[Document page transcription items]
——————————

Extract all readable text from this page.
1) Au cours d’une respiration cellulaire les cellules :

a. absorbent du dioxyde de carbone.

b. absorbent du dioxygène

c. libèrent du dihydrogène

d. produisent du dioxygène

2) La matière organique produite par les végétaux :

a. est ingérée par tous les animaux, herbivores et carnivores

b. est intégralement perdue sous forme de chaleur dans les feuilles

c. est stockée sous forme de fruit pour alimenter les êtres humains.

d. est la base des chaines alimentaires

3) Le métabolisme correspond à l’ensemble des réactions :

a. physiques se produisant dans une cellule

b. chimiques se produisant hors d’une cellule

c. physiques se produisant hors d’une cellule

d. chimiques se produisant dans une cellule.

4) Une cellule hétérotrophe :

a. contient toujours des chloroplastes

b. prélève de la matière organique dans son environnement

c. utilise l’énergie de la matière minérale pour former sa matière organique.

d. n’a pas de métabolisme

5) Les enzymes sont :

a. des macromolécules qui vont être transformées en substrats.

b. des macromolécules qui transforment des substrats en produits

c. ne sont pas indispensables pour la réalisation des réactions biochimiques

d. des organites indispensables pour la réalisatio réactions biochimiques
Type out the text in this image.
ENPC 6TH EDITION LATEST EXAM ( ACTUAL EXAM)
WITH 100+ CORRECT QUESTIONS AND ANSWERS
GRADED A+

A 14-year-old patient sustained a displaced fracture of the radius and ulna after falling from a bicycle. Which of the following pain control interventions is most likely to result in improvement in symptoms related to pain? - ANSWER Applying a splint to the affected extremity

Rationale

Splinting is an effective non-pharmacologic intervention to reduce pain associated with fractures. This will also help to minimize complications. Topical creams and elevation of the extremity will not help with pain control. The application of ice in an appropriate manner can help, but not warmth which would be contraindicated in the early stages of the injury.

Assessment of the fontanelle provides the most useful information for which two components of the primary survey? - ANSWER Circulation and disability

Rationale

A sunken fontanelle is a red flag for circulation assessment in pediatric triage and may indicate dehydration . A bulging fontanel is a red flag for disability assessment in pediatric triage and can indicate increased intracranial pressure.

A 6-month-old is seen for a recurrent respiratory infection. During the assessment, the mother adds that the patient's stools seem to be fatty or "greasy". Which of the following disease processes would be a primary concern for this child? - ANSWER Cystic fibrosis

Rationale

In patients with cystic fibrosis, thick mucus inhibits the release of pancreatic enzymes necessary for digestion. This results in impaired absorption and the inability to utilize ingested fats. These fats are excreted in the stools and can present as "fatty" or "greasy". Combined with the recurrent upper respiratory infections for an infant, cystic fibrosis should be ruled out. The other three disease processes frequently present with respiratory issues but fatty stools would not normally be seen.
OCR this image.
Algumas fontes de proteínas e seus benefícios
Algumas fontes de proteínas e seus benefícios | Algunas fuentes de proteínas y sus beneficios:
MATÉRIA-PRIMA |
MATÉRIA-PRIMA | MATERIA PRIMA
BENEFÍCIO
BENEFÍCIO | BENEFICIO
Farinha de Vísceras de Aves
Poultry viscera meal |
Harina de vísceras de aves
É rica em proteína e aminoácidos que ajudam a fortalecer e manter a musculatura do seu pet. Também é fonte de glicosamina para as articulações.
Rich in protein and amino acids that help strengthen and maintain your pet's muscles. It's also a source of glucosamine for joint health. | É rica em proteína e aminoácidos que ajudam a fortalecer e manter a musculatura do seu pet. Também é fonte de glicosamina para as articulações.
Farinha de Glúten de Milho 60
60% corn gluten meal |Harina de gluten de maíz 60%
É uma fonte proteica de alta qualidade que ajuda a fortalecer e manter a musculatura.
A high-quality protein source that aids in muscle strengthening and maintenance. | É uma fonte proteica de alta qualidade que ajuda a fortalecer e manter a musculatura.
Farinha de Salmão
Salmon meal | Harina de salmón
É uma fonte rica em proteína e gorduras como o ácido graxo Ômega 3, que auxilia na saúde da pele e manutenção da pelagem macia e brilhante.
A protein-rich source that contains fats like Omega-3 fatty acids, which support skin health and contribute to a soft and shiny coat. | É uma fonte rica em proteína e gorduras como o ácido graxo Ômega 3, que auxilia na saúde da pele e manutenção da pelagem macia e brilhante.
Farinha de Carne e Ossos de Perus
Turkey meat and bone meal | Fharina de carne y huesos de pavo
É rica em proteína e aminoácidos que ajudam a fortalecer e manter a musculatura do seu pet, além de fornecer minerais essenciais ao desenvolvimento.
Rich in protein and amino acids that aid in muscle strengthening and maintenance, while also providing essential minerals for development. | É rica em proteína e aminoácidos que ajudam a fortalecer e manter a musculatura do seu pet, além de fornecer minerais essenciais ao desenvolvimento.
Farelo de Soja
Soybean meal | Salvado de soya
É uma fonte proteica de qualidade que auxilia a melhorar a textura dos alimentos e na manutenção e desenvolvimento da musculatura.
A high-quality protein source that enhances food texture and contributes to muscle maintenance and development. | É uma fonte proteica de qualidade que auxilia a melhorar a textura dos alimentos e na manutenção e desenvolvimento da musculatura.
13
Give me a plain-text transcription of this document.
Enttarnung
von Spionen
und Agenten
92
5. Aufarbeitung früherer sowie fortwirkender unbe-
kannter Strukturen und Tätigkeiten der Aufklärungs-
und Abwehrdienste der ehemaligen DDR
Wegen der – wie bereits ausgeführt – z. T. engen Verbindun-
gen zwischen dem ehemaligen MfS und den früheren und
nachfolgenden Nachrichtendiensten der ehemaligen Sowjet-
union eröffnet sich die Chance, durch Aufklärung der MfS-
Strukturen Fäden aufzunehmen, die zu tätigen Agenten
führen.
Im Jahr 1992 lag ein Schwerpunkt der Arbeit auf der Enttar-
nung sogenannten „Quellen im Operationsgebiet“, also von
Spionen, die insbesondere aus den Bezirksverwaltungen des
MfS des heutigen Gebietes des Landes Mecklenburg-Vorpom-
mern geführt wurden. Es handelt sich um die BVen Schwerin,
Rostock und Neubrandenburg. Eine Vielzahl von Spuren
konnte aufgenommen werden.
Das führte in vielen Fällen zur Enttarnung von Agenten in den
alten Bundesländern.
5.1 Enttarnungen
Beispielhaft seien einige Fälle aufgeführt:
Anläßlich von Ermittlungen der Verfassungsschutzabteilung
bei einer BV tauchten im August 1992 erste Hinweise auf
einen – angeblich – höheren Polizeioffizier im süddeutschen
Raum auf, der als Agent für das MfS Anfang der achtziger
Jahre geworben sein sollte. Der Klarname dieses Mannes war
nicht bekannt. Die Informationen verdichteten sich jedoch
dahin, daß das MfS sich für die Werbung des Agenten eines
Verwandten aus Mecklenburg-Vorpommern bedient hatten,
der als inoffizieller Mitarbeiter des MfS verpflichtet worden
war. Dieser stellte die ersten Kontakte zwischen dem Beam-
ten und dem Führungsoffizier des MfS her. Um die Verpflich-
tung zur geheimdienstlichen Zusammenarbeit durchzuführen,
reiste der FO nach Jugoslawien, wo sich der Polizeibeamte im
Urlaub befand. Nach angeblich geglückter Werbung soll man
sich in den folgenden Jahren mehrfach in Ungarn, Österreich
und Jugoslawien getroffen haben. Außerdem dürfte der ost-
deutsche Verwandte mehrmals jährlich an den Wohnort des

——————————

Examine the records above and state the number of lines that include "produisant", with no further text.

* Written reply
4